— begin —

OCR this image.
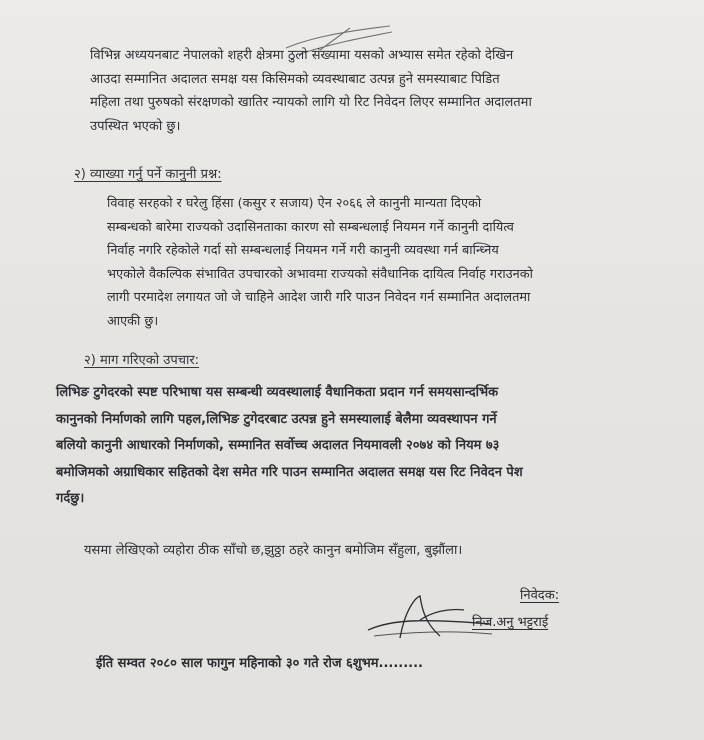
विभिन्न अध्ययनबाट नेपालको शहरी क्षेत्रमा ठुलो संख्यामा यसको अभ्यास समेत रहेको देखिन
आउदा सम्मानित अदालत समक्ष यस किसिमको व्यवस्थाबाट उत्पन्न हुने समस्याबाट पिडित
महिला तथा पुरुषको संरक्षणको खातिर न्यायको लागि यो रिट निवेदन लिएर सम्मानित अदालतमा
उपस्थित भएको छु।
२) व्याख्या गर्नु पर्ने कानुनी प्रश्न:
विवाह सरहको र घरेलु हिंसा (कसुर र सजाय) ऐन २०६६ ले कानुनी मान्यता दिएको
सम्बन्धको बारेमा राज्यको उदासिनताका कारण सो सम्बन्धलाई नियमन गर्ने कानुनी दायित्व
निर्वाह नगरि रहेकोले गर्दा सो सम्बन्धलाई नियमन गर्ने गरी कानुनी व्यवस्था गर्न बान्ध्निय
भएकोले वैकल्पिक संभावित उपचारको अभावमा राज्यको संवैधानिक दायित्व निर्वाह गराउनको
लागी परमादेश लगायत जो जे चाहिने आदेश जारी गरि पाउन निवेदन गर्न सम्मानित अदालतमा
आएकी छु।
२) माग गरिएको उपचार:
लिभिङ टुगेदरको स्पष्ट परिभाषा यस सम्बन्धी व्यवस्थालाई वैधानिकता प्रदान गर्न समयसान्दर्भिक
कानुनको निर्माणको लागि पहल,लिभिङ टुगेदरबाट उत्पन्न हुने समस्यालाई बेलैमा व्यवस्थापन गर्ने
बलियो कानुनी आधारको निर्माणको, सम्मानित सर्वोच्च अदालत नियमावली २०७४ को नियम ७३
बमोजिमको अग्राधिकार सहितको देश समेत गरि पाउन सम्मानित अदालत समक्ष यस रिट निवेदन पेश
गर्दछु।
यसमा लेखिएको व्यहोरा ठीक साँचो छ,झुठ्ठा ठहरे कानुन बमोजिम सँहुला, बुझौंला।
निवेदक:
निज.अनु भट्टराई
ईति सम्वत २०८० साल फागुन महिनाको ३० गते रोज ६शुभम.........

— end —

#### What you are asked to do
Print every entry exactly as written, without the pictures.

#### Written solution
OCR this image.
विभिन्न अध्ययनबाट नेपालको शहरी क्षेत्रमा ठुलो संख्यामा यसको अभ्यास समेत रहेको देखिन
आउदा सम्मानित अदालत समक्ष यस किसिमको व्यवस्थाबाट उत्पन्न हुने समस्याबाट पिडित
महिला तथा पुरुषको संरक्षणको खातिर न्यायको लागि यो रिट निवेदन लिएर सम्मानित अदालतमा
उपस्थित भएको छु।
२) व्याख्या गर्नु पर्ने कानुनी प्रश्न:
विवाह सरहको र घरेलु हिंसा (कसुर र सजाय) ऐन २०६६ ले कानुनी मान्यता दिएको
सम्बन्धको बारेमा राज्यको उदासिनताका कारण सो सम्बन्धलाई नियमन गर्ने कानुनी दायित्व
निर्वाह नगरि रहेकोले गर्दा सो सम्बन्धलाई नियमन गर्ने गरी कानुनी व्यवस्था गर्न बान्ध्निय
भएकोले वैकल्पिक संभावित उपचारको अभावमा राज्यको संवैधानिक दायित्व निर्वाह गराउनको
लागी परमादेश लगायत जो जे चाहिने आदेश जारी गरि पाउन निवेदन गर्न सम्मानित अदालतमा
आएकी छु।
२) माग गरिएको उपचार:
लिभिङ टुगेदरको स्पष्ट परिभाषा यस सम्बन्धी व्यवस्थालाई वैधानिकता प्रदान गर्न समयसान्दर्भिक
कानुनको निर्माणको लागि पहल,लिभिङ टुगेदरबाट उत्पन्न हुने समस्यालाई बेलैमा व्यवस्थापन गर्ने
बलियो कानुनी आधारको निर्माणको, सम्मानित सर्वोच्च अदालत नियमावली २०७४ को नियम ७३
बमोजिमको अग्राधिकार सहितको देश समेत गरि पाउन सम्मानित अदालत समक्ष यस रिट निवेदन पेश
गर्दछु।
यसमा लेखिएको व्यहोरा ठीक साँचो छ,झुठ्ठा ठहरे कानुन बमोजिम सँहुला, बुझौंला।
निवेदक:
निज.अनु भट्टराई
ईति सम्वत २०८० साल फागुन महिनाको ३० गते रोज ६शुभम.........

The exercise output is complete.